━━━━━ PROVIDED MATERIAL ━━━━━

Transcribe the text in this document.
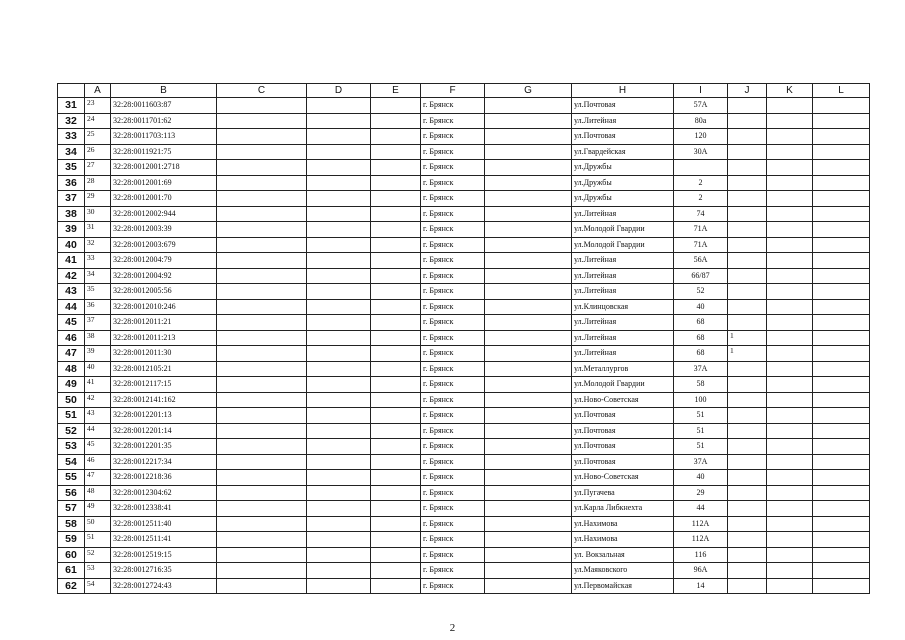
	A	B	C	D	E	F	G	H	I	J	K	L
31	23	32:28:0011603:87				г. Брянск		ул.Почтовая	57А			
32	24	32:28:0011701:62				г. Брянск		ул.Литейная	80а			
33	25	32:28:0011703:113				г. Брянск		ул.Почтовая	120			
34	26	32:28:0011921:75				г. Брянск		ул.Гвардейская	30А			
35	27	32:28:0012001:2718				г. Брянск		ул.Дружбы				
36	28	32:28:0012001:69				г. Брянск		ул.Дружбы	2			
37	29	32:28:0012001:70				г. Брянск		ул.Дружбы	2			
38	30	32:28:0012002:944				г. Брянск		ул.Литейная	74			
39	31	32:28:0012003:39				г. Брянск		ул.Молодой Гвардии	71А			
40	32	32:28:0012003:679				г. Брянск		ул.Молодой Гвардии	71А			
41	33	32:28:0012004:79				г. Брянск		ул.Литейная	56А			
42	34	32:28:0012004:92				г. Брянск		ул.Литейная	66/87			
43	35	32:28:0012005:56				г. Брянск		ул.Литейная	52			
44	36	32:28:0012010:246				г. Брянск		ул.Клинцовская	40			
45	37	32:28:0012011:21				г. Брянск		ул.Литейная	68			
46	38	32:28:0012011:213				г. Брянск		ул.Литейная	68	1		
47	39	32:28:0012011:30				г. Брянск		ул.Литейная	68	1		
48	40	32:28:0012105:21				г. Брянск		ул.Металлургов	37А			
49	41	32:28:0012117:15				г. Брянск		ул.Молодой Гвардии	58			
50	42	32:28:0012141:162				г. Брянск		ул.Ново-Советская	100			
51	43	32:28:0012201:13				г. Брянск		ул.Почтовая	51			
52	44	32:28:0012201:14				г. Брянск		ул.Почтовая	51			
53	45	32:28:0012201:35				г. Брянск		ул.Почтовая	51			
54	46	32:28:0012217:34				г. Брянск		ул.Почтовая	37А			
55	47	32:28:0012218:36				г. Брянск		ул.Ново-Советская	40			
56	48	32:28:0012304:62				г. Брянск		ул.Пугачева	29			
57	49	32:28:0012338:41				г. Брянск		ул.Карла Либкнехта	44			
58	50	32:28:0012511:40				г. Брянск		ул.Нахимова	112А			
59	51	32:28:0012511:41				г. Брянск		ул.Нахимова	112А			
60	52	32:28:0012519:15				г. Брянск		ул. Вокзальная	116			
61	53	32:28:0012716:35				г. Брянск		ул.Маяковского	96А			
62	54	32:28:0012724:43				г. Брянск		ул.Первомайская	14			
2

━━━━━

_GOAL OF THE EXERCISE:_ In the listing, how many lines hold "Ново"? Answer with a bare number.

_TASK RESULT:_ 2